Objective: Repeat all the records exactly, omitting pictures.

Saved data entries
|---|
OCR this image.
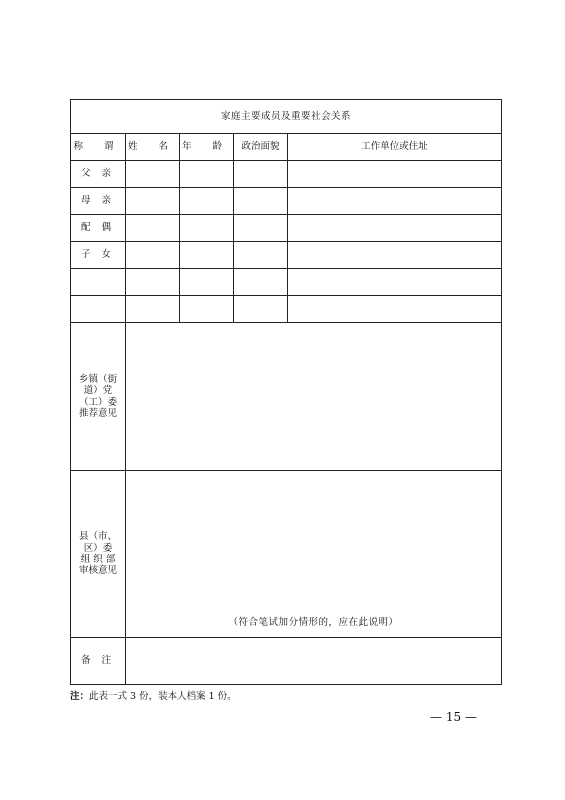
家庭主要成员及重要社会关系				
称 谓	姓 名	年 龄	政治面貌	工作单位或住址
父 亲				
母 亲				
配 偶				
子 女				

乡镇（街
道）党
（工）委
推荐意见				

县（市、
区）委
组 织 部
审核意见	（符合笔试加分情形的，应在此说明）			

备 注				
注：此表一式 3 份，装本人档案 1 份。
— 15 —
|---|
Reply:
OCR this image.
家庭主要成员及重要社会关系				
称 谓	姓 名	年 龄	政治面貌	工作单位或住址
父 亲				
母 亲				
配 偶				
子 女				

乡镇（街
道）党
（工）委
推荐意见				

县（市、
区）委
组 织 部
审核意见	（符合笔试加分情形的，应在此说明）			

备 注				
注：此表一式 3 份，装本人档案 1 份。
— 15 —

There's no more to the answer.